**What the task requires:** Each entry should be quoted word for word, including every mark of punctuation.

**Dataset records:**
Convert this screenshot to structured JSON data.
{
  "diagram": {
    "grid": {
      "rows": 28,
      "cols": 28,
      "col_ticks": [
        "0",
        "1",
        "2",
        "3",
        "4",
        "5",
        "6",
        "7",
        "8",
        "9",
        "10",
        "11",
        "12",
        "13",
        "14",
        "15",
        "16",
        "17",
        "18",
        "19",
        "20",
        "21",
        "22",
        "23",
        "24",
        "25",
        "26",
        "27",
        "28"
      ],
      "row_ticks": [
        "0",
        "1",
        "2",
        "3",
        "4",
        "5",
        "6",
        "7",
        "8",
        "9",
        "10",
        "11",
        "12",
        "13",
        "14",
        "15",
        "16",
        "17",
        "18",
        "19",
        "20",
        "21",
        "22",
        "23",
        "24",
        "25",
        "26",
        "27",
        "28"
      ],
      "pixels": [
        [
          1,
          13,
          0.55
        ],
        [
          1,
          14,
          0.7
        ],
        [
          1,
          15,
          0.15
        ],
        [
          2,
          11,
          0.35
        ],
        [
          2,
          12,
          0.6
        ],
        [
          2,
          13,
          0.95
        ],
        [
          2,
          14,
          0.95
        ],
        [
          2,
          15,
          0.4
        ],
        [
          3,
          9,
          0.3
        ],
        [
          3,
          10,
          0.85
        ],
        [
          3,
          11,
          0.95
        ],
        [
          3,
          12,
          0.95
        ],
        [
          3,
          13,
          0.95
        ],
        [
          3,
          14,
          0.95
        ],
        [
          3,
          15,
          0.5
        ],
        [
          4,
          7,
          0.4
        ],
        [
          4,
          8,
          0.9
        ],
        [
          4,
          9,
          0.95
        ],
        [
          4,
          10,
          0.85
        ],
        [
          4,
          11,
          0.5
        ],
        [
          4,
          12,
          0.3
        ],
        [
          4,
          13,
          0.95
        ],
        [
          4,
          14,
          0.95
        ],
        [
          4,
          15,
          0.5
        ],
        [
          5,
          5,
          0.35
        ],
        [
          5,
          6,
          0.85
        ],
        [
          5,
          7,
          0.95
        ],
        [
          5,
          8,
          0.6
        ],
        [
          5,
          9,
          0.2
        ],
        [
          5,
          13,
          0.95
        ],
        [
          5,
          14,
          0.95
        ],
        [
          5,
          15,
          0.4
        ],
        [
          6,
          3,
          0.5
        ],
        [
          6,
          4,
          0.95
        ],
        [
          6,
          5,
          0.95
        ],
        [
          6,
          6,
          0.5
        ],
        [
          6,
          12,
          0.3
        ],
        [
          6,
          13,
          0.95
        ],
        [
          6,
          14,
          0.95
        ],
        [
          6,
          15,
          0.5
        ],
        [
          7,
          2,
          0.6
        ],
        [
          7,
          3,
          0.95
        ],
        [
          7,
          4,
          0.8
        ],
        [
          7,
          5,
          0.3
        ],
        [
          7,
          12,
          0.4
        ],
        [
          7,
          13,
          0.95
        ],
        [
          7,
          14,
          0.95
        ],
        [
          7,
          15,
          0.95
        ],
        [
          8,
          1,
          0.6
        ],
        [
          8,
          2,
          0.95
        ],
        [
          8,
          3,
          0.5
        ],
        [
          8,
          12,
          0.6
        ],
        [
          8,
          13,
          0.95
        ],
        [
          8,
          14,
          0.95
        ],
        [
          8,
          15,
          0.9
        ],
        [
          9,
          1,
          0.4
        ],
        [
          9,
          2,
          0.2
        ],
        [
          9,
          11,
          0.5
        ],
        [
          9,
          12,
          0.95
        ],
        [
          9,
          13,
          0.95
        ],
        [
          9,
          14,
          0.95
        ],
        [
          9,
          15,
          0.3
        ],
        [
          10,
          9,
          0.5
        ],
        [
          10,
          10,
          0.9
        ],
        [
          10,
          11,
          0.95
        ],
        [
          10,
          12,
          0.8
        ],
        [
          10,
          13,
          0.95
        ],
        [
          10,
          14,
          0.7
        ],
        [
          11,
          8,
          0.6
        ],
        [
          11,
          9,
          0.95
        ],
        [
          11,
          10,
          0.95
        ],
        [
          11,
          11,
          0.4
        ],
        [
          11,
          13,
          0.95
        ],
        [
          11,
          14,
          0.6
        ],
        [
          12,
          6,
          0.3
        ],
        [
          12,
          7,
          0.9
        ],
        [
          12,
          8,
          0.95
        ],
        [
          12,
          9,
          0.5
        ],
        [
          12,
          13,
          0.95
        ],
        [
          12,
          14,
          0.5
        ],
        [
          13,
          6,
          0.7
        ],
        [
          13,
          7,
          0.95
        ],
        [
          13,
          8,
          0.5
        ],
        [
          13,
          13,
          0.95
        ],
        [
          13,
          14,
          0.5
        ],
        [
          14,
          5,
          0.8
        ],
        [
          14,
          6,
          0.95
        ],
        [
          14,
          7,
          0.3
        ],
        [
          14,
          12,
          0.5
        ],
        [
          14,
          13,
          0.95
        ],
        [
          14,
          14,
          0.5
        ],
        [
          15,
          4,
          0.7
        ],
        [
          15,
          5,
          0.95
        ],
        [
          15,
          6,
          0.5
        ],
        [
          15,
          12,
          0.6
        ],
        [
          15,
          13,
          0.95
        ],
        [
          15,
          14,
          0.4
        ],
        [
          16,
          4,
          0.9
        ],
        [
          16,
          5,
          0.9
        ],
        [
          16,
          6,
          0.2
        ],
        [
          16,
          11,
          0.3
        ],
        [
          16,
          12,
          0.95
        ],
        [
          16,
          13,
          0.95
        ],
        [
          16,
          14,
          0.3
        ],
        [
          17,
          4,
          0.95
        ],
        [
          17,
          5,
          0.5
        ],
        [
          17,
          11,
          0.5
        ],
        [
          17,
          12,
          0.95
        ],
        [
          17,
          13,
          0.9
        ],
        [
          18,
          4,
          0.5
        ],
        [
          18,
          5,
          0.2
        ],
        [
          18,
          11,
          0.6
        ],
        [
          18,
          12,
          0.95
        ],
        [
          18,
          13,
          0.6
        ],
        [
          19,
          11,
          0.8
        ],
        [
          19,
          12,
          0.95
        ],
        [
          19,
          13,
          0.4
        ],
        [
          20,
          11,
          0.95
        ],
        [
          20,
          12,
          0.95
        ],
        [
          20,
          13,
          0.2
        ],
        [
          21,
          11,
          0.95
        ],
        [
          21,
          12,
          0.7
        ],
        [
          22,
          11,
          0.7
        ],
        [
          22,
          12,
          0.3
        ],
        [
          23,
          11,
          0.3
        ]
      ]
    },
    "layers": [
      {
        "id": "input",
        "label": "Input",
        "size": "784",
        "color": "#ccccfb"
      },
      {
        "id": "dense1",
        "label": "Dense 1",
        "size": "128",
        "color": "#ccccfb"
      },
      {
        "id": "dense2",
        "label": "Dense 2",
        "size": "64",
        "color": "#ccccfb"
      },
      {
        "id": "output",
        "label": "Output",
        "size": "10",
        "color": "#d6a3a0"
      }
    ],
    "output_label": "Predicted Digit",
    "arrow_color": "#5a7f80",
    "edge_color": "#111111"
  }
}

**Output:**
Convert this screenshot to structured JSON data.
{
  "diagram": {
    "grid": {
      "rows": 28,
      "cols": 28,
      "col_ticks": [
        "0",
        "1",
        "2",
        "3",
        "4",
        "5",
        "6",
        "7",
        "8",
        "9",
        "10",
        "11",
        "12",
        "13",
        "14",
        "15",
        "16",
        "17",
        "18",
        "19",
        "20",
        "21",
        "22",
        "23",
        "24",
        "25",
        "26",
        "27",
        "28"
      ],
      "row_ticks": [
        "0",
        "1",
        "2",
        "3",
        "4",
        "5",
        "6",
        "7",
        "8",
        "9",
        "10",
        "11",
        "12",
        "13",
        "14",
        "15",
        "16",
        "17",
        "18",
        "19",
        "20",
        "21",
        "22",
        "23",
        "24",
        "25",
        "26",
        "27",
        "28"
      ],
      "pixels": [
        [
          1,
          13,
          0.55
        ],
        [
          1,
          14,
          0.7
        ],
        [
          1,
          15,
          0.15
        ],
        [
          2,
          11,
          0.35
        ],
        [
          2,
          12,
          0.6
        ],
        [
          2,
          13,
          0.95
        ],
        [
          2,
          14,
          0.95
        ],
        [
          2,
          15,
          0.4
        ],
        [
          3,
          9,
          0.3
        ],
        [
          3,
          10,
          0.85
        ],
        [
          3,
          11,
          0.95
        ],
        [
          3,
          12,
          0.95
        ],
        [
          3,
          13,
          0.95
        ],
        [
          3,
          14,
          0.95
        ],
        [
          3,
          15,
          0.5
        ],
        [
          4,
          7,
          0.4
        ],
        [
          4,
          8,
          0.9
        ],
        [
          4,
          9,
          0.95
        ],
        [
          4,
          10,
          0.85
        ],
        [
          4,
          11,
          0.5
        ],
        [
          4,
          12,
          0.3
        ],
        [
          4,
          13,
          0.95
        ],
        [
          4,
          14,
          0.95
        ],
        [
          4,
          15,
          0.5
        ],
        [
          5,
          5,
          0.35
        ],
        [
          5,
          6,
          0.85
        ],
        [
          5,
          7,
          0.95
        ],
        [
          5,
          8,
          0.6
        ],
        [
          5,
          9,
          0.2
        ],
        [
          5,
          13,
          0.95
        ],
        [
          5,
          14,
          0.95
        ],
        [
          5,
          15,
          0.4
        ],
        [
          6,
          3,
          0.5
        ],
        [
          6,
          4,
          0.95
        ],
        [
          6,
          5,
          0.95
        ],
        [
          6,
          6,
          0.5
        ],
        [
          6,
          12,
          0.3
        ],
        [
          6,
          13,
          0.95
        ],
        [
          6,
          14,
          0.95
        ],
        [
          6,
          15,
          0.5
        ],
        [
          7,
          2,
          0.6
        ],
        [
          7,
          3,
          0.95
        ],
        [
          7,
          4,
          0.8
        ],
        [
          7,
          5,
          0.3
        ],
        [
          7,
          12,
          0.4
        ],
        [
          7,
          13,
          0.95
        ],
        [
          7,
          14,
          0.95
        ],
        [
          7,
          15,
          0.95
        ],
        [
          8,
          1,
          0.6
        ],
        [
          8,
          2,
          0.95
        ],
        [
          8,
          3,
          0.5
        ],
        [
          8,
          12,
          0.6
        ],
        [
          8,
          13,
          0.95
        ],
        [
          8,
          14,
          0.95
        ],
        [
          8,
          15,
          0.9
        ],
        [
          9,
          1,
          0.4
        ],
        [
          9,
          2,
          0.2
        ],
        [
          9,
          11,
          0.5
        ],
        [
          9,
          12,
          0.95
        ],
        [
          9,
          13,
          0.95
        ],
        [
          9,
          14,
          0.95
        ],
        [
          9,
          15,
          0.3
        ],
        [
          10,
          9,
          0.5
        ],
        [
          10,
          10,
          0.9
        ],
        [
          10,
          11,
          0.95
        ],
        [
          10,
          12,
          0.8
        ],
        [
          10,
          13,
          0.95
        ],
        [
          10,
          14,
          0.7
        ],
        [
          11,
          8,
          0.6
        ],
        [
          11,
          9,
          0.95
        ],
        [
          11,
          10,
          0.95
        ],
        [
          11,
          11,
          0.4
        ],
        [
          11,
          13,
          0.95
        ],
        [
          11,
          14,
          0.6
        ],
        [
          12,
          6,
          0.3
        ],
        [
          12,
          7,
          0.9
        ],
        [
          12,
          8,
          0.95
        ],
        [
          12,
          9,
          0.5
        ],
        [
          12,
          13,
          0.95
        ],
        [
          12,
          14,
          0.5
        ],
        [
          13,
          6,
          0.7
        ],
        [
          13,
          7,
          0.95
        ],
        [
          13,
          8,
          0.5
        ],
        [
          13,
          13,
          0.95
        ],
        [
          13,
          14,
          0.5
        ],
        [
          14,
          5,
          0.8
        ],
        [
          14,
          6,
          0.95
        ],
        [
          14,
          7,
          0.3
        ],
        [
          14,
          12,
          0.5
        ],
        [
          14,
          13,
          0.95
        ],
        [
          14,
          14,
          0.5
        ],
        [
          15,
          4,
          0.7
        ],
        [
          15,
          5,
          0.95
        ],
        [
          15,
          6,
          0.5
        ],
        [
          15,
          12,
          0.6
        ],
        [
          15,
          13,
          0.95
        ],
        [
          15,
          14,
          0.4
        ],
        [
          16,
          4,
          0.9
        ],
        [
          16,
          5,
          0.9
        ],
        [
          16,
          6,
          0.2
        ],
        [
          16,
          11,
          0.3
        ],
        [
          16,
          12,
          0.95
        ],
        [
          16,
          13,
          0.95
        ],
        [
          16,
          14,
          0.3
        ],
        [
          17,
          4,
          0.95
        ],
        [
          17,
          5,
          0.5
        ],
        [
          17,
          11,
          0.5
        ],
        [
          17,
          12,
          0.95
        ],
        [
          17,
          13,
          0.9
        ],
        [
          18,
          4,
          0.5
        ],
        [
          18,
          5,
          0.2
        ],
        [
          18,
          11,
          0.6
        ],
        [
          18,
          12,
          0.95
        ],
        [
          18,
          13,
          0.6
        ],
        [
          19,
          11,
          0.8
        ],
        [
          19,
          12,
          0.95
        ],
        [
          19,
          13,
          0.4
        ],
        [
          20,
          11,
          0.95
        ],
        [
          20,
          12,
          0.95
        ],
        [
          20,
          13,
          0.2
        ],
        [
          21,
          11,
          0.95
        ],
        [
          21,
          12,
          0.7
        ],
        [
          22,
          11,
          0.7
        ],
        [
          22,
          12,
          0.3
        ],
        [
          23,
          11,
          0.3
        ]
      ]
    },
    "layers": [
      {
        "id": "input",
        "label": "Input",
        "size": "784",
        "color": "#ccccfb"
      },
      {
        "id": "dense1",
        "label": "Dense 1",
        "size": "128",
        "color": "#ccccfb"
      },
      {
        "id": "dense2",
        "label": "Dense 2",
        "size": "64",
        "color": "#ccccfb"
      },
      {
        "id": "output",
        "label": "Output",
        "size": "10",
        "color": "#d6a3a0"
      }
    ],
    "output_label": "Predicted Digit",
    "arrow_color": "#5a7f80",
    "edge_color": "#111111"
  }
}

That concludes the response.